Arrange the rows below as a Markdown table with two columns, Index and Line, giving each row its number and its text and leaving out any blank lines.

((

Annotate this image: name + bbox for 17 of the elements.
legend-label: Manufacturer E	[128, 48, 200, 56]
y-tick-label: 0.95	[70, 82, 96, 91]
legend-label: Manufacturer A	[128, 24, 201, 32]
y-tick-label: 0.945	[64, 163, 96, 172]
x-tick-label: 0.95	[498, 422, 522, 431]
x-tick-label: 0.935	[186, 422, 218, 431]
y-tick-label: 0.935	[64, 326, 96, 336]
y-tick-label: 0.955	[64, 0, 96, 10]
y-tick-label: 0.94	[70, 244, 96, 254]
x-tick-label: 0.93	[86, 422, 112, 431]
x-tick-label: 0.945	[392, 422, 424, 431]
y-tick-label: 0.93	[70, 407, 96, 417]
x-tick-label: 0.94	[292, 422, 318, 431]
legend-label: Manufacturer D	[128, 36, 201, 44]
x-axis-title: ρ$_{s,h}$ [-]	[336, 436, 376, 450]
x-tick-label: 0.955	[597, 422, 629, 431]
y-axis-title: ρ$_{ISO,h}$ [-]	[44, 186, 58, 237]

))

• Solution to this task:
| Index | Line |
|---|---|
| 1 | Annotate this image: name + bbox for 17 of the elements. |
| 2 | legend-label: Manufacturer E	[128, 48, 200, 56] |
| 3 | y-tick-label: 0.95	[70, 82, 96, 91] |
| 4 | legend-label: Manufacturer A	[128, 24, 201, 32] |
| 5 | y-tick-label: 0.945	[64, 163, 96, 172] |
| 6 | x-tick-label: 0.95	[498, 422, 522, 431] |
| 7 | x-tick-label: 0.935	[186, 422, 218, 431] |
| 8 | y-tick-label: 0.935	[64, 326, 96, 336] |
| 9 | y-tick-label: 0.955	[64, 0, 96, 10] |
| 10 | y-tick-label: 0.94	[70, 244, 96, 254] |
| 11 | x-tick-label: 0.93	[86, 422, 112, 431] |
| 12 | x-tick-label: 0.945	[392, 422, 424, 431] |
| 13 | y-tick-label: 0.93	[70, 407, 96, 417] |
| 14 | x-tick-label: 0.94	[292, 422, 318, 431] |
| 15 | legend-label: Manufacturer D	[128, 36, 201, 44] |
| 16 | x-axis-title: ρ$_{s,h}$ [-]	[336, 436, 376, 450] |
| 17 | x-tick-label: 0.955	[597, 422, 629, 431] |
| 18 | y-axis-title: ρ$_{ISO,h}$ [-]	[44, 186, 58, 237] |